> ROWS
________________

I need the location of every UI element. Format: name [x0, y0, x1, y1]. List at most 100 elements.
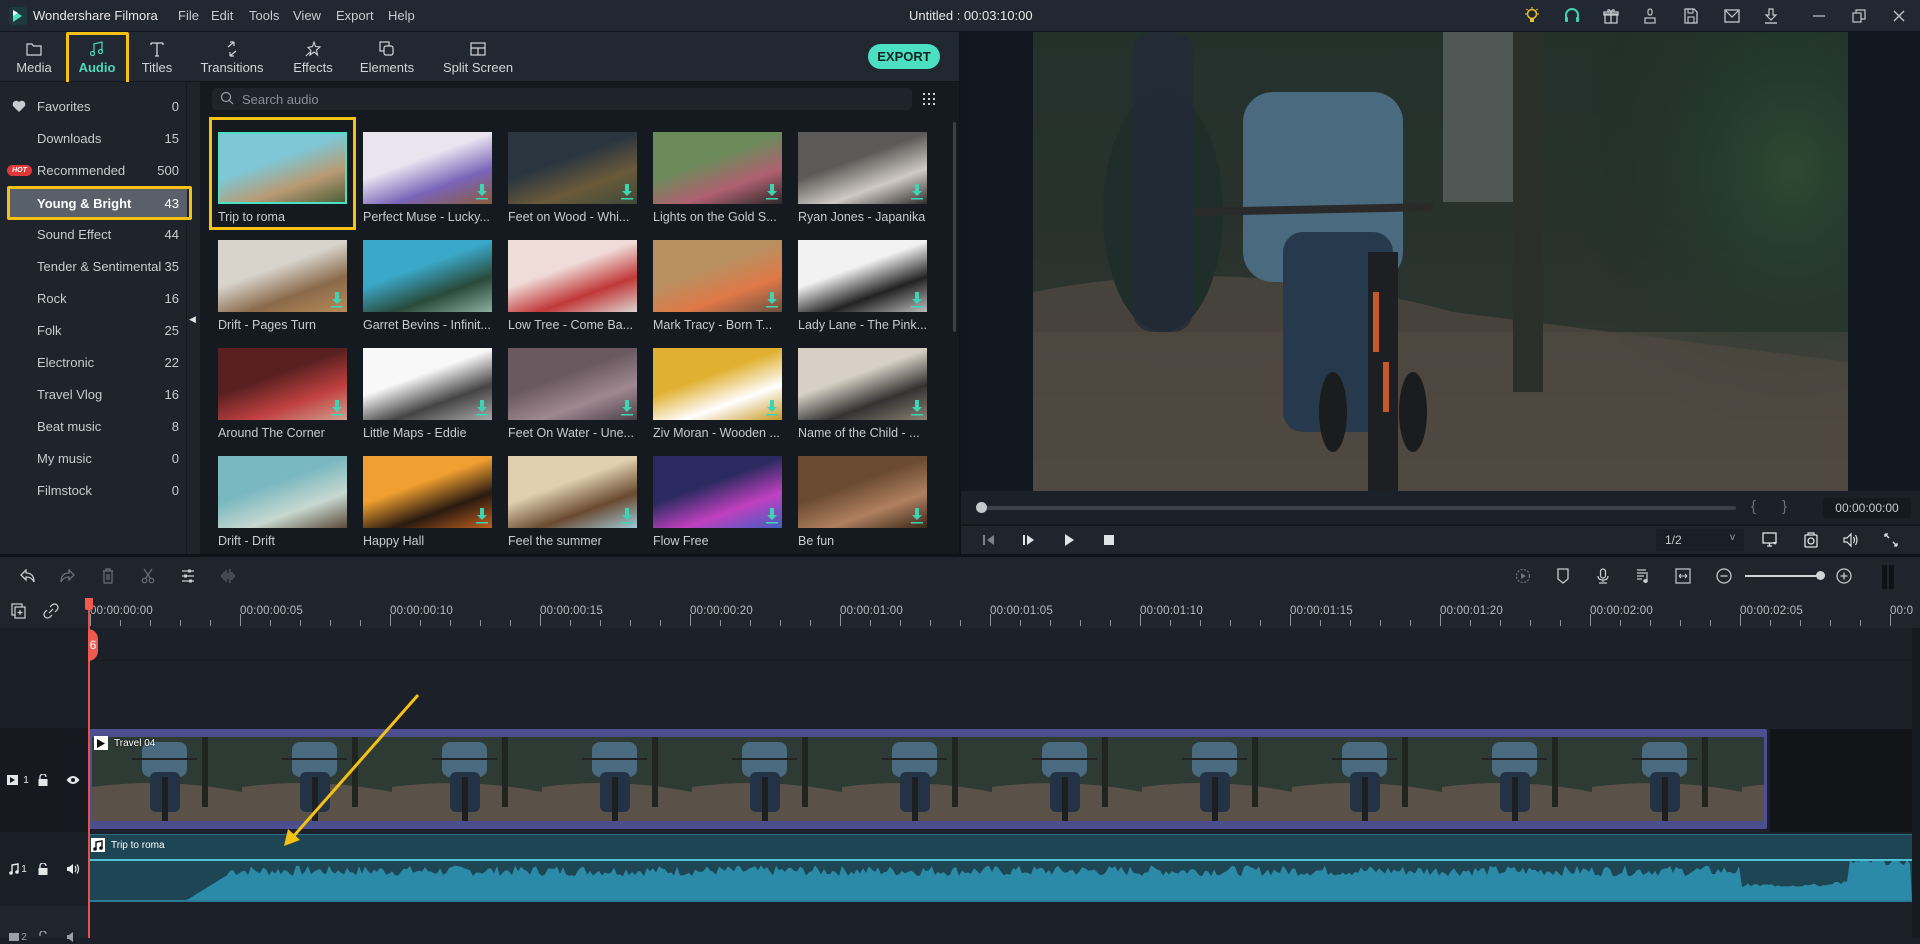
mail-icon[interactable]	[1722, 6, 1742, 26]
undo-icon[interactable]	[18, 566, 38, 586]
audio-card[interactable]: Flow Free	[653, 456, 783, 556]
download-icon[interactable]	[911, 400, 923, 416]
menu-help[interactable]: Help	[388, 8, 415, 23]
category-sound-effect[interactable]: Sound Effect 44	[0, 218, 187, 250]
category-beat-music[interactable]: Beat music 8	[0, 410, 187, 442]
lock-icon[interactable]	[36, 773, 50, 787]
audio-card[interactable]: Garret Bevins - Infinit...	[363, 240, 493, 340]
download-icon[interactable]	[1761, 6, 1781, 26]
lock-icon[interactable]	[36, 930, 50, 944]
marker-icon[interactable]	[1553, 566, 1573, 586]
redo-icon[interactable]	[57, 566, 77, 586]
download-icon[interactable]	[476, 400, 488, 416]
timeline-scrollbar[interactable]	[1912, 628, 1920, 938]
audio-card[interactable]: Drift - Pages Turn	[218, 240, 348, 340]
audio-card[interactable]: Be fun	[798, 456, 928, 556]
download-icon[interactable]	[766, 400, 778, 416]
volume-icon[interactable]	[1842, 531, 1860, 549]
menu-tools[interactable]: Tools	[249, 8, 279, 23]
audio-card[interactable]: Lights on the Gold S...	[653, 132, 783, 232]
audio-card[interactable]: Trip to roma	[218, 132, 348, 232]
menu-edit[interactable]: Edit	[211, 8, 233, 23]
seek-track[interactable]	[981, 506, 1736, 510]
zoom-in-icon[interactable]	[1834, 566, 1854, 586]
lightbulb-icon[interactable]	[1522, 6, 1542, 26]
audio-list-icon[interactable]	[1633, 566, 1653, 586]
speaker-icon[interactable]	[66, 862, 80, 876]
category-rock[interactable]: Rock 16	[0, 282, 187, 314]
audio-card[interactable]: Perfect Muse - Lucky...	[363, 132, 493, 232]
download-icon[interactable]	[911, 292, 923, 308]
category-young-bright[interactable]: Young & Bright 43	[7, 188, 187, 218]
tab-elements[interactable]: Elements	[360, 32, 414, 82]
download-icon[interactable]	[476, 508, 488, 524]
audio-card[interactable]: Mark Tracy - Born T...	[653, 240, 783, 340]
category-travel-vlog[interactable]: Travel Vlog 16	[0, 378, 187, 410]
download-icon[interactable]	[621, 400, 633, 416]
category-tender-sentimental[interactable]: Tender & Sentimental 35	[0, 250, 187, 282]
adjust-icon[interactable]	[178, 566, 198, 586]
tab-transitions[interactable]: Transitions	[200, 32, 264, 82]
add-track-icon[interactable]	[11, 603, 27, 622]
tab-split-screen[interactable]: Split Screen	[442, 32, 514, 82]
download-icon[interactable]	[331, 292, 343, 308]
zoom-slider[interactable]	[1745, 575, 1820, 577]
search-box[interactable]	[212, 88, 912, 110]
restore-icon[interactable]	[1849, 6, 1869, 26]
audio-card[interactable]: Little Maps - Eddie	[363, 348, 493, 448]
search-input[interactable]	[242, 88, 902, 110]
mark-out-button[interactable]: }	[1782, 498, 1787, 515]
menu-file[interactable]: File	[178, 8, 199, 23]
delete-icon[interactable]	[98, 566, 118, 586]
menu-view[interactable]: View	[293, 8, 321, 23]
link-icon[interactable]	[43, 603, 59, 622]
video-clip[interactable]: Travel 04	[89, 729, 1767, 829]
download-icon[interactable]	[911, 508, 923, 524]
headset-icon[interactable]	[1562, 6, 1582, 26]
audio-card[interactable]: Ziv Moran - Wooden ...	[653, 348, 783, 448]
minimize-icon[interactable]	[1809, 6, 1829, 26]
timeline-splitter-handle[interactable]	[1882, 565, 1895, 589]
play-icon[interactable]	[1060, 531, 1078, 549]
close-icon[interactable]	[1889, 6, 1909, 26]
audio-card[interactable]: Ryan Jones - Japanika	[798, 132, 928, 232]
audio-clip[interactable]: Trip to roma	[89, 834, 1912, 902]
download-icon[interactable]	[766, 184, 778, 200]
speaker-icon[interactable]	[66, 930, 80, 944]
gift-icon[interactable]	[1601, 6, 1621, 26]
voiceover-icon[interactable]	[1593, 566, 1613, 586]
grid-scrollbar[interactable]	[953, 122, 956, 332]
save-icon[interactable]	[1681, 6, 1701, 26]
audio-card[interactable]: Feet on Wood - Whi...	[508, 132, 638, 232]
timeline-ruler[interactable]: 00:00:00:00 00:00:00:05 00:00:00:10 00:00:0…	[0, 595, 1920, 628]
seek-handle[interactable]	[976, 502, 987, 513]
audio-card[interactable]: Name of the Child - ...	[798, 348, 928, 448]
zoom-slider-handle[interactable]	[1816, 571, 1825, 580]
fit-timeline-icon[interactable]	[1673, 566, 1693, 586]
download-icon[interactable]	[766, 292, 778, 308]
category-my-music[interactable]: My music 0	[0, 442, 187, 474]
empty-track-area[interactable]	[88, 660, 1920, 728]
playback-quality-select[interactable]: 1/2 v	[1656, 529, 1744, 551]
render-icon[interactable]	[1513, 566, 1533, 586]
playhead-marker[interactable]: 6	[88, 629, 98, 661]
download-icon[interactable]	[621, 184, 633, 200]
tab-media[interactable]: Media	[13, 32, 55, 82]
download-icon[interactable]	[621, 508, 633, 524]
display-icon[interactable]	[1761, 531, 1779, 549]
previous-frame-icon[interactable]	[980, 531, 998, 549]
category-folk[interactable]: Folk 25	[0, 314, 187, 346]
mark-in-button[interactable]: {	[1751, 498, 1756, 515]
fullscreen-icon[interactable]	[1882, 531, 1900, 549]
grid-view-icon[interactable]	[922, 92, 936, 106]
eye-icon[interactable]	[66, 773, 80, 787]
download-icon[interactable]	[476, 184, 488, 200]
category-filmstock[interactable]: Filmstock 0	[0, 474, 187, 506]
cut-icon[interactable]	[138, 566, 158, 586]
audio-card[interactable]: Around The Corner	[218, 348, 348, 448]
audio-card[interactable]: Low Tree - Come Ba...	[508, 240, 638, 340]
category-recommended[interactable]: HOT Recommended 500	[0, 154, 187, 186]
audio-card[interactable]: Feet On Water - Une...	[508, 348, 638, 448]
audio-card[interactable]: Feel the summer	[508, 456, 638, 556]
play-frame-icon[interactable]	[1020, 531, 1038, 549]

________________

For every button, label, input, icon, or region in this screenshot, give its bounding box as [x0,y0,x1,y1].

________________

> TASK REQUIREMENTS
Express the data between the lines holding "I need the location" and "566, 1653, 586]", inclusive, as a two-column CSV with the headers input and output. Give one row for each piece of text together with the answer that follows it, put each in a single quoted field with line breaks replaced by spaces, and leave out the pictures.

> RESPONSE FOR THIS EXERCISE
input,output
"I need the location of every UI element. Format: name [x0, y0, x1, y1]. List at most 100 elements.","mail-icon[interactable]	[1722, 6, 1742, 26] undo-icon[interactable]	[18, 566, 38, 586] audio-card[interactable]: Flow Free	[653, 456, 783, 556] download-icon[interactable]	[911, 400, 923, 416] menu-help[interactable]: Help	[388, 8, 415, 23] category-sound-effect[interactable]: Sound Effect 44	[0, 218, 187, 250] category-beat-music[interactable]: Beat music 8	[0, 410, 187, 442] lock-icon[interactable]	[36, 773, 50, 787] audio-card[interactable]: Garret Bevins - Infinit...	[363, 240, 493, 340] download-icon[interactable]	[1761, 6, 1781, 26] lock-icon[interactable]	[36, 930, 50, 944] marker-icon[interactable]	[1553, 566, 1573, 586] redo-icon[interactable]	[57, 566, 77, 586] download-icon[interactable]	[476, 400, 488, 416] timeline-scrollbar[interactable]	[1912, 628, 1920, 938] audio-card[interactable]: Drift - Pages Turn	[218, 240, 348, 340] audio-card[interactable]: Be fun	[798, 456, 928, 556] download-icon[interactable]	[766, 400, 778, 416] volume-icon[interactable]	[1842, 531, 1860, 549] menu-tools[interactable]: Tools	[249, 8, 279, 23] audio-card[interactable]: Lights on the Gold S...	[653, 132, 783, 232] audio-card[interactable]: Trip to roma	[218, 132, 348, 232] menu-edit[interactable]: Edit	[211, 8, 233, 23] seek-track[interactable]	[981, 506, 1736, 510] zoom-in-icon[interactable]	[1834, 566, 1854, 586] lightbulb-icon[interactable]	[1522, 6, 1542, 26] audio-list-icon[interactable]	[1633, 566, 1653, 586]"